SHORT TASK
All lines in which the word "唐山市迁安市" occurs are to be extracted.

** Begin **

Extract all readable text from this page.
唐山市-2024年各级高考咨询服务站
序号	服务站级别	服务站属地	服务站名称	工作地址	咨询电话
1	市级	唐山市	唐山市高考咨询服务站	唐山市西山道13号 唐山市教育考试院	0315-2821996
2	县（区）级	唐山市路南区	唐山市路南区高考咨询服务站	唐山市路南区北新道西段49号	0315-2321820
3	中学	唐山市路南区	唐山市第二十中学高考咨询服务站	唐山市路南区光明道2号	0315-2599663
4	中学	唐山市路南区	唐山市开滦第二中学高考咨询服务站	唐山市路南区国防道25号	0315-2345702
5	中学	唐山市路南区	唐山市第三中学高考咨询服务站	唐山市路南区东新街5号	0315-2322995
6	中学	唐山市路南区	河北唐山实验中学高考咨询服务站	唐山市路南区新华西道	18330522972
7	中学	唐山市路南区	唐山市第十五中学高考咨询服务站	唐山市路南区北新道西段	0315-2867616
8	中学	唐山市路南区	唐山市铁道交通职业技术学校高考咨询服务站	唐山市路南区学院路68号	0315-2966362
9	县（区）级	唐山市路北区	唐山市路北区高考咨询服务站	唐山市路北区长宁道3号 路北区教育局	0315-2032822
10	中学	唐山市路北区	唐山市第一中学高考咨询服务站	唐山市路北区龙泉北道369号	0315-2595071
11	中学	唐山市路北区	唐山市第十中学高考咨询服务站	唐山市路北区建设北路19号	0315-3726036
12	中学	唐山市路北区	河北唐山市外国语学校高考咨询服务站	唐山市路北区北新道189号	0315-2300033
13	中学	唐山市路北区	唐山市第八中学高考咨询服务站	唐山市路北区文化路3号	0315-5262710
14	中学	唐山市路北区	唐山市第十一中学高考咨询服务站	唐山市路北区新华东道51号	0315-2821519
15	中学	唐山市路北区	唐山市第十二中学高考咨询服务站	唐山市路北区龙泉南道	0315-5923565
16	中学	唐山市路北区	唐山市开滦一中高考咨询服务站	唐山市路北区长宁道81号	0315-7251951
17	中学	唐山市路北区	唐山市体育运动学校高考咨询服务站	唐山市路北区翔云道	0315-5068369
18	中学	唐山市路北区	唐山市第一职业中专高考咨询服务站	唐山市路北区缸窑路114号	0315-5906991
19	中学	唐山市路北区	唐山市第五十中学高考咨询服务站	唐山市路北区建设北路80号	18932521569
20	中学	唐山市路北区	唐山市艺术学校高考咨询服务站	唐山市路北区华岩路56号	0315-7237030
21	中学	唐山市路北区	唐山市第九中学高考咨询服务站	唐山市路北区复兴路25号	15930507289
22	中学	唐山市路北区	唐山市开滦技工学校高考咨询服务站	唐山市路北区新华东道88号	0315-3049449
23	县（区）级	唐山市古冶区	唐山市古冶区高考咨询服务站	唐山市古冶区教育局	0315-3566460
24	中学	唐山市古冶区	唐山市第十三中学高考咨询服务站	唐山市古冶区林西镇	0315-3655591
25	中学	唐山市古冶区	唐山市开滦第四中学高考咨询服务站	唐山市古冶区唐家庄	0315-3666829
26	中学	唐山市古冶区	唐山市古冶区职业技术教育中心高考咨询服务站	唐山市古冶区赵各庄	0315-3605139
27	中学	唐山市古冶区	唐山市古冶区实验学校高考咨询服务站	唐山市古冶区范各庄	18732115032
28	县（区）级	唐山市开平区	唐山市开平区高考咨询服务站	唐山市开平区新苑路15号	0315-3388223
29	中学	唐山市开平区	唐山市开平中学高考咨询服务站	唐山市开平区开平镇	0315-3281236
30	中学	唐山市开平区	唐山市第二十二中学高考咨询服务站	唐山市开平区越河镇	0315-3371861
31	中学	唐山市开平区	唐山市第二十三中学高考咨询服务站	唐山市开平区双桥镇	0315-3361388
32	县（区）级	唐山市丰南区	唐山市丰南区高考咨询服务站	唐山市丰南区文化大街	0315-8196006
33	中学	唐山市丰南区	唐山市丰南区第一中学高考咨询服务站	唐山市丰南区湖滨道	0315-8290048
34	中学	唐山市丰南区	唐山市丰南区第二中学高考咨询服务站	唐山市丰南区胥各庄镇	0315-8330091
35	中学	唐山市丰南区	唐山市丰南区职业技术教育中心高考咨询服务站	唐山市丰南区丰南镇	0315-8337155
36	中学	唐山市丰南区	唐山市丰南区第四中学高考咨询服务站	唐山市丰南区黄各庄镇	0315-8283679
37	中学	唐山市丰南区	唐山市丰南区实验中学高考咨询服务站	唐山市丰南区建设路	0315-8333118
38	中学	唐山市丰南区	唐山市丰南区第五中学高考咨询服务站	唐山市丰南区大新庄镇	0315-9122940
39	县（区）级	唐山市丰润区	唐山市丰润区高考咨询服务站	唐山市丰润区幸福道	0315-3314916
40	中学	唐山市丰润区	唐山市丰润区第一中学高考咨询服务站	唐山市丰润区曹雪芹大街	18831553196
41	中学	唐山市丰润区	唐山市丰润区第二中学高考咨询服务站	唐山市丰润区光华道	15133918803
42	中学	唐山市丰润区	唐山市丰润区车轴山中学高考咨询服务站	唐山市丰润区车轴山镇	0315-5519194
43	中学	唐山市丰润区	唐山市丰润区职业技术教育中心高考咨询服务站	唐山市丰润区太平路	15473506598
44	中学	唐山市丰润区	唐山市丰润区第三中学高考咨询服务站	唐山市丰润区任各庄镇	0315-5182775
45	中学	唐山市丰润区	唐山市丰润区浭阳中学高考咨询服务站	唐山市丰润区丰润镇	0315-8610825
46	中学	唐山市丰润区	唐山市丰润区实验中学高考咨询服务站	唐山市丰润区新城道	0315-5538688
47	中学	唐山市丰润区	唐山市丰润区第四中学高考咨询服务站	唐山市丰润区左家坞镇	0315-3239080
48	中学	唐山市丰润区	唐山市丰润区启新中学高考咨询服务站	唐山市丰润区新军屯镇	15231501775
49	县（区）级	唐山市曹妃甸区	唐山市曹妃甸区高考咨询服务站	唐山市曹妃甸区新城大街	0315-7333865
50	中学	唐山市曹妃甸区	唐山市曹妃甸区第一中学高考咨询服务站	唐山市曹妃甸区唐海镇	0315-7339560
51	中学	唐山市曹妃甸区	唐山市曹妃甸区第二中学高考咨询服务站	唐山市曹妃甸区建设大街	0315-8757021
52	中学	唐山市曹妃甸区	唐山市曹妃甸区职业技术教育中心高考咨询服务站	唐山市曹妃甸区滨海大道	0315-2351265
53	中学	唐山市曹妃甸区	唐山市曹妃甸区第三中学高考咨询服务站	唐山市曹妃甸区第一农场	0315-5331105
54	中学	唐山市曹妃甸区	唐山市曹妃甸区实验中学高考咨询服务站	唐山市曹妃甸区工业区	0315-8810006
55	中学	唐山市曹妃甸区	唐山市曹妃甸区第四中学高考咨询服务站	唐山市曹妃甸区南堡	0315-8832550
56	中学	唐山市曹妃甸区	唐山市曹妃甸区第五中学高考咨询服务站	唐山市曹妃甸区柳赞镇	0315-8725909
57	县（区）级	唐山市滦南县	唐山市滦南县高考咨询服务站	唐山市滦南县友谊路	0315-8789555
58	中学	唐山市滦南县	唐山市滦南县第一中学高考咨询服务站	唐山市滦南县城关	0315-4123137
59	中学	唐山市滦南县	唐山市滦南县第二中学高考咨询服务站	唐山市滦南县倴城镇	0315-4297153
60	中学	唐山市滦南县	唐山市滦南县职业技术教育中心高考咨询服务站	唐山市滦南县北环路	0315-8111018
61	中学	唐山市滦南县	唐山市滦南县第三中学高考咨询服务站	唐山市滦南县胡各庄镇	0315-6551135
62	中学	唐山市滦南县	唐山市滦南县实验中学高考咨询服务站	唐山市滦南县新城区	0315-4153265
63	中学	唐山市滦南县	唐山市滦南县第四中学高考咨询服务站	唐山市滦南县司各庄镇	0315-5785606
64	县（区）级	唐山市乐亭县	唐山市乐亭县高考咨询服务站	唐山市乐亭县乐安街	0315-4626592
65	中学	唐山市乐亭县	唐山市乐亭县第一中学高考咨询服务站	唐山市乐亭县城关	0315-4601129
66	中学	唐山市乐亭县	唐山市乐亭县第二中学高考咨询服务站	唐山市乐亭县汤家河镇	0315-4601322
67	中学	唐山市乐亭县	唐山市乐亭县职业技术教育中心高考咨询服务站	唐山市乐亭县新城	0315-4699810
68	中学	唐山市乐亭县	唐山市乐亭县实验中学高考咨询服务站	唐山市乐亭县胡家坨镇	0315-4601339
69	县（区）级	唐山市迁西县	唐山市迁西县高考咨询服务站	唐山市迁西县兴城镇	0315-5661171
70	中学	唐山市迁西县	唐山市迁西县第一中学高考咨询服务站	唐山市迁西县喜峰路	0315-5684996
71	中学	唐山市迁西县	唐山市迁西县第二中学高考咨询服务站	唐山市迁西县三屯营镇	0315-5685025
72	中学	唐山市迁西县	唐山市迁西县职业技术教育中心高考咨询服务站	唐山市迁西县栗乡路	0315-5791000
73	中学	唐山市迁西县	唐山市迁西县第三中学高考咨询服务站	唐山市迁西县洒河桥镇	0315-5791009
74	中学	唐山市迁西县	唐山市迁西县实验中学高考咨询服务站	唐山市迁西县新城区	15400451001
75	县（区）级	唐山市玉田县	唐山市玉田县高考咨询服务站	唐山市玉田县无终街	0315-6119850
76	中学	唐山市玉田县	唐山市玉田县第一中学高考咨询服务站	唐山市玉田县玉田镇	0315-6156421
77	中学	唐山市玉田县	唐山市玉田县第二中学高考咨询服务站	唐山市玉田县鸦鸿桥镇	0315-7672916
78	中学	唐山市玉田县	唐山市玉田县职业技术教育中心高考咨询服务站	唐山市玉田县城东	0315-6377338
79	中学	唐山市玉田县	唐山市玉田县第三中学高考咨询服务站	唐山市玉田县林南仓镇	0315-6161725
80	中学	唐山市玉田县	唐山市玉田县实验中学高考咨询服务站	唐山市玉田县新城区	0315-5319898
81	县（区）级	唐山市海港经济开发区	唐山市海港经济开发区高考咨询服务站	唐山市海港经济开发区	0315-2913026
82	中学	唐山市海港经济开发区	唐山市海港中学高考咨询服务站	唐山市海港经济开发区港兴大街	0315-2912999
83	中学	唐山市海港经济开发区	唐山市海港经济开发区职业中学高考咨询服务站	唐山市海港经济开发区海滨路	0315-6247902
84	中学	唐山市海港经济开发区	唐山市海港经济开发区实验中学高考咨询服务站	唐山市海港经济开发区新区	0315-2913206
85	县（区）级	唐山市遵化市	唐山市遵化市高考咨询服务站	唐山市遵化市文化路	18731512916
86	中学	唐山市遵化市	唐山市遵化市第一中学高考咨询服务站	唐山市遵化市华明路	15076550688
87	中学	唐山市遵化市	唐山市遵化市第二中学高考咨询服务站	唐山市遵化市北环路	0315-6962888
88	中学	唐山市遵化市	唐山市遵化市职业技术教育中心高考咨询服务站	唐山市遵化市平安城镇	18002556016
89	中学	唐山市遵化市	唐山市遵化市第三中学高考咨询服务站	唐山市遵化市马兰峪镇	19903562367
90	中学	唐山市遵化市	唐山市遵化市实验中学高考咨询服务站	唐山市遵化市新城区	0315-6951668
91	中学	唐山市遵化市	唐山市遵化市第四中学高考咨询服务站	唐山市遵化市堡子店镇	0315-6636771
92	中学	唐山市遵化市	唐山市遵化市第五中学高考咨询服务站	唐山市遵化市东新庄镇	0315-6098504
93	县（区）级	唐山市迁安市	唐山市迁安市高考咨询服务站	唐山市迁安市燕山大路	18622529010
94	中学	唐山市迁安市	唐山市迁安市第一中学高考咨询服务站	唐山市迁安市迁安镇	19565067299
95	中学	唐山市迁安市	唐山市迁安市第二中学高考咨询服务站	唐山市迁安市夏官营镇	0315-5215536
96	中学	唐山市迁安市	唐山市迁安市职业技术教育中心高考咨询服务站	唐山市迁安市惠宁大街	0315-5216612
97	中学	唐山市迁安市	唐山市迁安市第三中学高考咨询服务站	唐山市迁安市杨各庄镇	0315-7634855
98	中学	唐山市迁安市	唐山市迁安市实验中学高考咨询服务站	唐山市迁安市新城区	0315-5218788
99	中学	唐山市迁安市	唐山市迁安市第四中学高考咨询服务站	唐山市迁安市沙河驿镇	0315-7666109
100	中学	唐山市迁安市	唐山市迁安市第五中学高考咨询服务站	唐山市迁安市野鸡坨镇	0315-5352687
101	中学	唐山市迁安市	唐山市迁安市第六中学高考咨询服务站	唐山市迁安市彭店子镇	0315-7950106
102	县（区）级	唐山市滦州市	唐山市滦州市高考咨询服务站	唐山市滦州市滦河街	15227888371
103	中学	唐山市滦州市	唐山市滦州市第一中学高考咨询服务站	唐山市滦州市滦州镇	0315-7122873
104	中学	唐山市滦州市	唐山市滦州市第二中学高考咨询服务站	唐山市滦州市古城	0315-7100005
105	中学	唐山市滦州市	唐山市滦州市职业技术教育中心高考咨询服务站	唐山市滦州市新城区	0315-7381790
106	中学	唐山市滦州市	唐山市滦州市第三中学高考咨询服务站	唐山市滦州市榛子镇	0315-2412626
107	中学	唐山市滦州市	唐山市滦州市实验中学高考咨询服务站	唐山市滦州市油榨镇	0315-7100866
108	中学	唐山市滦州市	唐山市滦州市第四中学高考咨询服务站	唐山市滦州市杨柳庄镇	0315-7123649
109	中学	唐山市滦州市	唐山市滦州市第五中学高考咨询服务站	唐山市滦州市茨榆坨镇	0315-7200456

** End **

WRITTEN ANSWER
93	县（区）级	唐山市迁安市	唐山市迁安市高考咨询服务站	唐山市迁安市燕山大路	18622529010
94	中学	唐山市迁安市	唐山市迁安市第一中学高考咨询服务站	唐山市迁安市迁安镇	19565067299
95	中学	唐山市迁安市	唐山市迁安市第二中学高考咨询服务站	唐山市迁安市夏官营镇	0315-5215536
96	中学	唐山市迁安市	唐山市迁安市职业技术教育中心高考咨询服务站	唐山市迁安市惠宁大街	0315-5216612
97	中学	唐山市迁安市	唐山市迁安市第三中学高考咨询服务站	唐山市迁安市杨各庄镇	0315-7634855
98	中学	唐山市迁安市	唐山市迁安市实验中学高考咨询服务站	唐山市迁安市新城区	0315-5218788
99	中学	唐山市迁安市	唐山市迁安市第四中学高考咨询服务站	唐山市迁安市沙河驿镇	0315-7666109
100	中学	唐山市迁安市	唐山市迁安市第五中学高考咨询服务站	唐山市迁安市野鸡坨镇	0315-5352687
101	中学	唐山市迁安市	唐山市迁安市第六中学高考咨询服务站	唐山市迁安市彭店子镇	0315-7950106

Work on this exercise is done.